The input:

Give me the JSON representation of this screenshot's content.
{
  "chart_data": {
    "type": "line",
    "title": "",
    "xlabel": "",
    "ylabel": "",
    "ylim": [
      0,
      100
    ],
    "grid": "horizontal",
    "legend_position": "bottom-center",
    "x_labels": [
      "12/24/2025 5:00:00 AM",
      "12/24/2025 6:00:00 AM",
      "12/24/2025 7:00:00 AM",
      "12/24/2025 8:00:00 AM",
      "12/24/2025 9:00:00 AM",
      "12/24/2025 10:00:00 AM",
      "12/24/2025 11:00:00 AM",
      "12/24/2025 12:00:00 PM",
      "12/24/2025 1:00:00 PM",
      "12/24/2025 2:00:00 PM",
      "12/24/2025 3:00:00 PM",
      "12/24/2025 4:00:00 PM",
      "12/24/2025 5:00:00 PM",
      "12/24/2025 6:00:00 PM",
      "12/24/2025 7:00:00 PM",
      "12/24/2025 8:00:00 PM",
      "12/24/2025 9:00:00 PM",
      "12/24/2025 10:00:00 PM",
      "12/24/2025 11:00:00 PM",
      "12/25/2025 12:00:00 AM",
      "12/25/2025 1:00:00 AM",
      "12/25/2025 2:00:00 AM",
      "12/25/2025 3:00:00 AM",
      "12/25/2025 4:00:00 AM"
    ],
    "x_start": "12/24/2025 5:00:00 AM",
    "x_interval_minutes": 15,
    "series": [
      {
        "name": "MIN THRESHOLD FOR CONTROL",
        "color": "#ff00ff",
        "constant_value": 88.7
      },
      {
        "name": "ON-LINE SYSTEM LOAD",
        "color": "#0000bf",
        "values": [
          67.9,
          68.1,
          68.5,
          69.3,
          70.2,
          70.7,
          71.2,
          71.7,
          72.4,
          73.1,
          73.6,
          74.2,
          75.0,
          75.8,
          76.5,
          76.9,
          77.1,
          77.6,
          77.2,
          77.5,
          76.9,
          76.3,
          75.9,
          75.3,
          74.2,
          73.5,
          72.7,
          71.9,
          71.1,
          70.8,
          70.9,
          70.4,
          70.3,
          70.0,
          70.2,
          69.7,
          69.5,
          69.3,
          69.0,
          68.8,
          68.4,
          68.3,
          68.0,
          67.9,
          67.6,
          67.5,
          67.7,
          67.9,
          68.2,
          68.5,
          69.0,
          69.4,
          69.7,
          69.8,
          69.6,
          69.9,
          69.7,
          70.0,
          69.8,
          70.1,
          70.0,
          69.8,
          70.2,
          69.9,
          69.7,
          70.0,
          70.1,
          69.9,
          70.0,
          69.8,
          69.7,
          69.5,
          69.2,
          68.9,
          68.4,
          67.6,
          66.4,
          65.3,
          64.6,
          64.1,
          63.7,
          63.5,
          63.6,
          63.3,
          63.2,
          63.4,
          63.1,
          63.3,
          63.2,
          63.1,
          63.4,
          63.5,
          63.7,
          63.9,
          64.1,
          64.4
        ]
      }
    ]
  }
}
--
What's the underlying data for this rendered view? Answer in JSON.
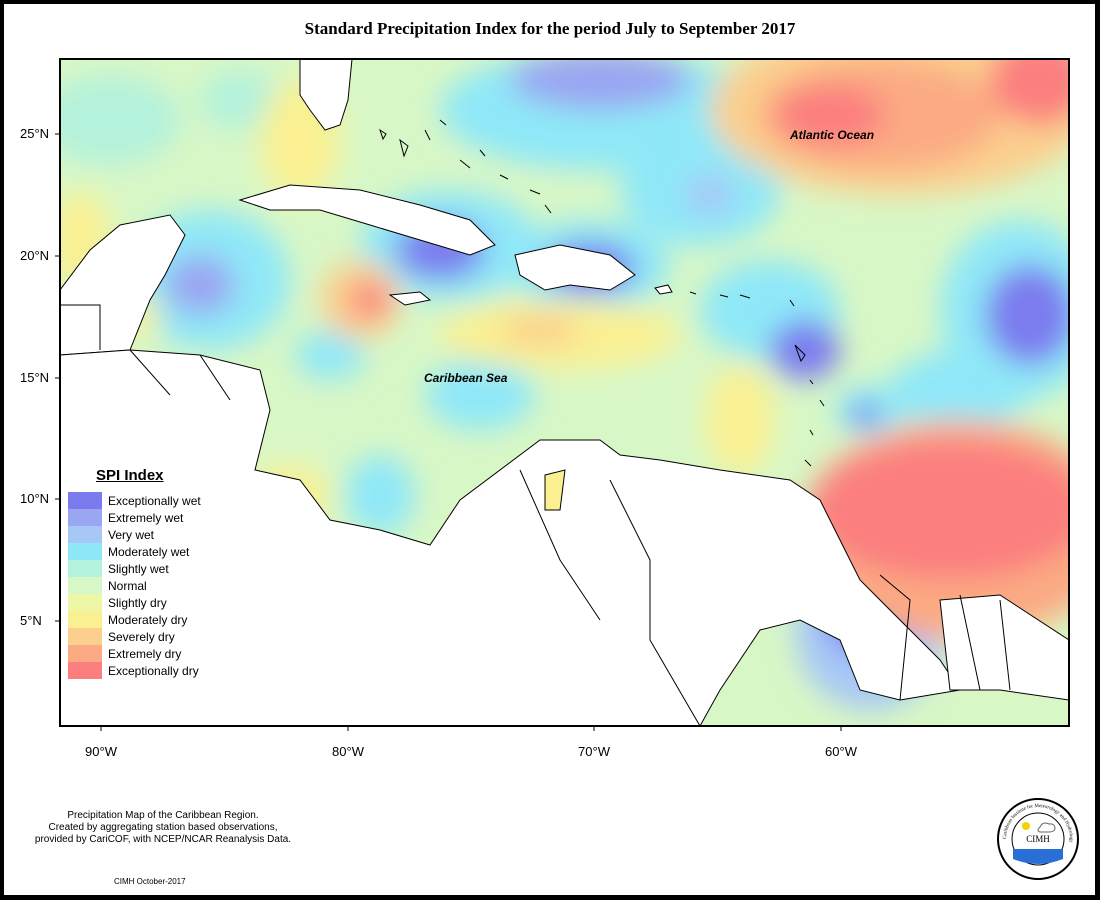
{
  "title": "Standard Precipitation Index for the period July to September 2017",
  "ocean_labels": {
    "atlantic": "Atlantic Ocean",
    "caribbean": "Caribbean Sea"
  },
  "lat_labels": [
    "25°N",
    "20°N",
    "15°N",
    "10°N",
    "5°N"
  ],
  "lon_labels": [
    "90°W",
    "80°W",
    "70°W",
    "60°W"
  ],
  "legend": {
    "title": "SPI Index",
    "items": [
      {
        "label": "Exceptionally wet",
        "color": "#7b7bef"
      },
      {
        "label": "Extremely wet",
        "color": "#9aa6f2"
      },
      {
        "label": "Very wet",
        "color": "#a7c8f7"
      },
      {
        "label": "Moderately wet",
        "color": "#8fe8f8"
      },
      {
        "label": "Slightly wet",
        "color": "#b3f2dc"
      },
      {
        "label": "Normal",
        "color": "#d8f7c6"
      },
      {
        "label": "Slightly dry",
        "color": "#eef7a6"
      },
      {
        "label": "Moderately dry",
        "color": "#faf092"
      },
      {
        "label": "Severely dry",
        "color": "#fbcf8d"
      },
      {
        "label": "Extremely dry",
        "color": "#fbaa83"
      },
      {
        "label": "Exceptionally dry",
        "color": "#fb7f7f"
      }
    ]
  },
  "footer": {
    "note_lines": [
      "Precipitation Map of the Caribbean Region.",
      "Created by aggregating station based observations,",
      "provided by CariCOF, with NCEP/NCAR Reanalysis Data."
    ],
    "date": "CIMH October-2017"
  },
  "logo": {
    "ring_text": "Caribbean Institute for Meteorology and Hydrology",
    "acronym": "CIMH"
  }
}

What is expected:
Go through the records and show every line with the string "Extremely" in it.

Result:
        "label": "Extremely wet",
        "label": "Extremely dry",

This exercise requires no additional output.